== Aim ==
Copy every line of the records below that holds the word "compscitech".

== Source records ==

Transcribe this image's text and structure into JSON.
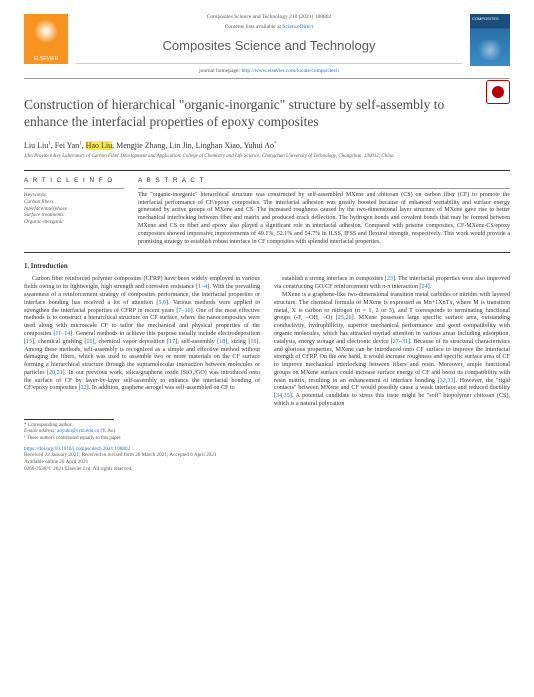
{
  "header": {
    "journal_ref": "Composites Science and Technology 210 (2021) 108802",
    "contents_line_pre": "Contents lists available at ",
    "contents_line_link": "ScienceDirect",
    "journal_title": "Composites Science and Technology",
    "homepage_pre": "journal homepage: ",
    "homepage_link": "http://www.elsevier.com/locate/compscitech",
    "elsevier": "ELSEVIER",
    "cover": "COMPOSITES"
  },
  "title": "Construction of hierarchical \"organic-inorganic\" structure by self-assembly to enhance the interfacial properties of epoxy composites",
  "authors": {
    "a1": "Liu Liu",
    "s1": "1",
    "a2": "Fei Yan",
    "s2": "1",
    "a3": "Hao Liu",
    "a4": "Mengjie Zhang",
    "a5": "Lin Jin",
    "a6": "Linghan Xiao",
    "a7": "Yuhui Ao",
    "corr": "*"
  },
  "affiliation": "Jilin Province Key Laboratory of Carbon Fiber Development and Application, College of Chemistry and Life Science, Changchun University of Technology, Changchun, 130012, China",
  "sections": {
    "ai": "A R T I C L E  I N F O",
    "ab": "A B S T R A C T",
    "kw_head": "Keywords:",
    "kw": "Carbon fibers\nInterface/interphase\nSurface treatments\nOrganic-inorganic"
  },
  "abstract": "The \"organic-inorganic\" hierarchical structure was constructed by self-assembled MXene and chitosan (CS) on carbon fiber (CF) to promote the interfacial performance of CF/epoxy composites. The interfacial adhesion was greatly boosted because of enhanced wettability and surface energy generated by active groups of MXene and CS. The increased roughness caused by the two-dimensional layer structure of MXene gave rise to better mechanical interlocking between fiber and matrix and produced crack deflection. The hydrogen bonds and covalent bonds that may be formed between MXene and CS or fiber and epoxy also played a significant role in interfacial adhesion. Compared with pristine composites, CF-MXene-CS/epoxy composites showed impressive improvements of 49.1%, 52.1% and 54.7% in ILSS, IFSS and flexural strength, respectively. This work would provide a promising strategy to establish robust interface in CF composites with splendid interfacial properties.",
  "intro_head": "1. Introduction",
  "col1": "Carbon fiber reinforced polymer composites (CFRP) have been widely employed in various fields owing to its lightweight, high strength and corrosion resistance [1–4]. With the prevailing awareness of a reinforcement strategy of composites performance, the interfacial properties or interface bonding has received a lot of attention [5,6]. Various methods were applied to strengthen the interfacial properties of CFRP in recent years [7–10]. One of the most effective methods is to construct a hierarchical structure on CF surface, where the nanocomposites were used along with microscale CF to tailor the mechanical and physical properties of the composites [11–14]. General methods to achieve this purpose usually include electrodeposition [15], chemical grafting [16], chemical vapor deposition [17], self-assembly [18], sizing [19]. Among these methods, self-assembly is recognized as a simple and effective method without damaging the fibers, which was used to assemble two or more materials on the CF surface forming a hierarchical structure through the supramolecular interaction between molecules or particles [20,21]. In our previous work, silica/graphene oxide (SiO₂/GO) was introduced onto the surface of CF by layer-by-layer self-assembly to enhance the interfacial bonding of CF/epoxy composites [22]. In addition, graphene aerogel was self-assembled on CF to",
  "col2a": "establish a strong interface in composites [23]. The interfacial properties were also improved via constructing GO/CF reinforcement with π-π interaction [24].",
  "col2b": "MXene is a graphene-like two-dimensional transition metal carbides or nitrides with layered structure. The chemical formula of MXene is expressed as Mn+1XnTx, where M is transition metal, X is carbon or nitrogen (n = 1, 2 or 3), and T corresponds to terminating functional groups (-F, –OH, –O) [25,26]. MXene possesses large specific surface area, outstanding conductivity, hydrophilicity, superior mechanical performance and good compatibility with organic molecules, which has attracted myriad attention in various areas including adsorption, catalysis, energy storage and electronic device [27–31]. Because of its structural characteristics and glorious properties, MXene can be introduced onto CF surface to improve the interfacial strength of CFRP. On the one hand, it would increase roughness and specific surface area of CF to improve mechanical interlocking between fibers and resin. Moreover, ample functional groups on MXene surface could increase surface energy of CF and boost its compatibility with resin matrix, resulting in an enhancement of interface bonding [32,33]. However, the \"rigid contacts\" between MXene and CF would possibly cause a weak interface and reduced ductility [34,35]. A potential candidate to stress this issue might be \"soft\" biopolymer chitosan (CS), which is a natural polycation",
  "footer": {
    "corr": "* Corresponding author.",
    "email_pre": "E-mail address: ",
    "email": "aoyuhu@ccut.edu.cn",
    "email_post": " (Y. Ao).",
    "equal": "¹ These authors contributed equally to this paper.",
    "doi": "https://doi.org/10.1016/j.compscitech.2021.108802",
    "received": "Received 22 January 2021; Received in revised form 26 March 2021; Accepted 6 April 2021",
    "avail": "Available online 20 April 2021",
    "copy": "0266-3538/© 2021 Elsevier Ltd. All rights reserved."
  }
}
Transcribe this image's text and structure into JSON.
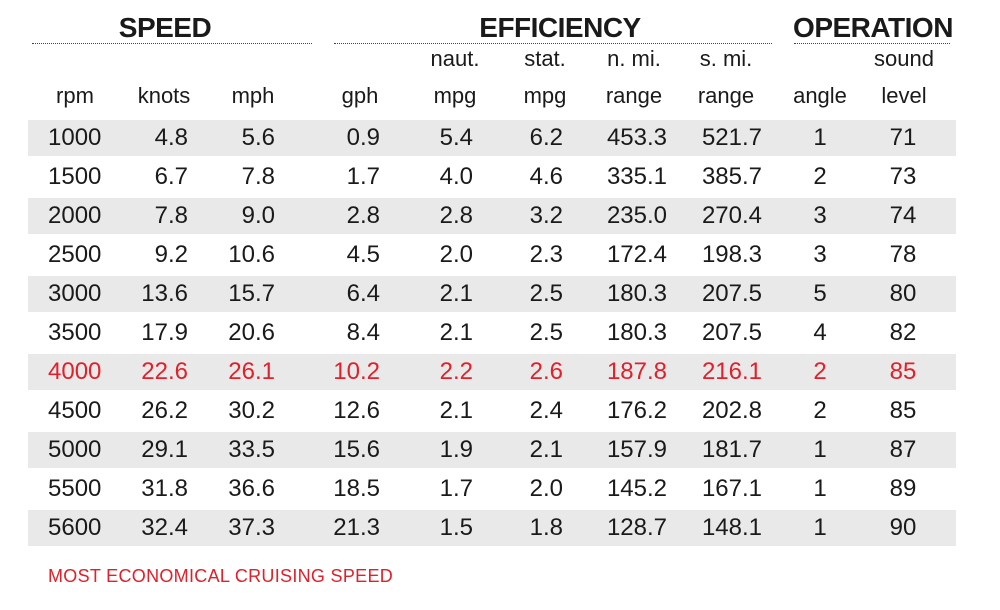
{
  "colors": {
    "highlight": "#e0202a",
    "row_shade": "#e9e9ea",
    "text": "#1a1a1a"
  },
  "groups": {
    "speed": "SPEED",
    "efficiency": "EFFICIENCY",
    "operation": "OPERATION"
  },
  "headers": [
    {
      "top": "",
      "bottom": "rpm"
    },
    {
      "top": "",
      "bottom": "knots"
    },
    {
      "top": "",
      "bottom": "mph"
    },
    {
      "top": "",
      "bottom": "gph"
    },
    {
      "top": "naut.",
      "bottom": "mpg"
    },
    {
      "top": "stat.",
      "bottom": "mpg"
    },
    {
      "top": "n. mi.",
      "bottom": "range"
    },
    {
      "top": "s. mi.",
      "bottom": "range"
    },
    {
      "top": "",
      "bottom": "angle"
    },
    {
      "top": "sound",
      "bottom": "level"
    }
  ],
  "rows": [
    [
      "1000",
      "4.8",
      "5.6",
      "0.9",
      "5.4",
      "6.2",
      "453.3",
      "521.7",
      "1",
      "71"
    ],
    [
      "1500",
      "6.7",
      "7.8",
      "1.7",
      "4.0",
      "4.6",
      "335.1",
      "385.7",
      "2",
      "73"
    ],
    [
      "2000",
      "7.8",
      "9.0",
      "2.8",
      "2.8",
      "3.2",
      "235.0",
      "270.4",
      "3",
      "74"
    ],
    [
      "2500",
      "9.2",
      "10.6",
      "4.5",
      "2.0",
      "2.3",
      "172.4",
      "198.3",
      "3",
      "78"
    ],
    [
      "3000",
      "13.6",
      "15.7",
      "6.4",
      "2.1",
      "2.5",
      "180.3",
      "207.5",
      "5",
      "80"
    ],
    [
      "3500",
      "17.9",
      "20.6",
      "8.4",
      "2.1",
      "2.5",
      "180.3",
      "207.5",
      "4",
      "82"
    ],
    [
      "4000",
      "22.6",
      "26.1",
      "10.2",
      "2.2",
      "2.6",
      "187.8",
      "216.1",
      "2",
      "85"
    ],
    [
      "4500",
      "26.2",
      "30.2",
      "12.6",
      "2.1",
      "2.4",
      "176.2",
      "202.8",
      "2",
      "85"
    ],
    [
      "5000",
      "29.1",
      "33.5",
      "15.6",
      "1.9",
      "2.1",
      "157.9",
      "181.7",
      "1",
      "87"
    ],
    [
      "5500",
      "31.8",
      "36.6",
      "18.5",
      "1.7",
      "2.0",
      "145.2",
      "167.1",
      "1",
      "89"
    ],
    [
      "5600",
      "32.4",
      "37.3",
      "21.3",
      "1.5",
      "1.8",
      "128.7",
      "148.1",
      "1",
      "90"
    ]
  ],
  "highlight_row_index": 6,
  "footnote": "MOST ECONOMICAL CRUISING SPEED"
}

== Answer to the exercise ==
    "homepage_link": "http://www.elsevier.com/locate/compscitech",
    "doi": "https://doi.org/10.1016/j.compscitech.2021.108802",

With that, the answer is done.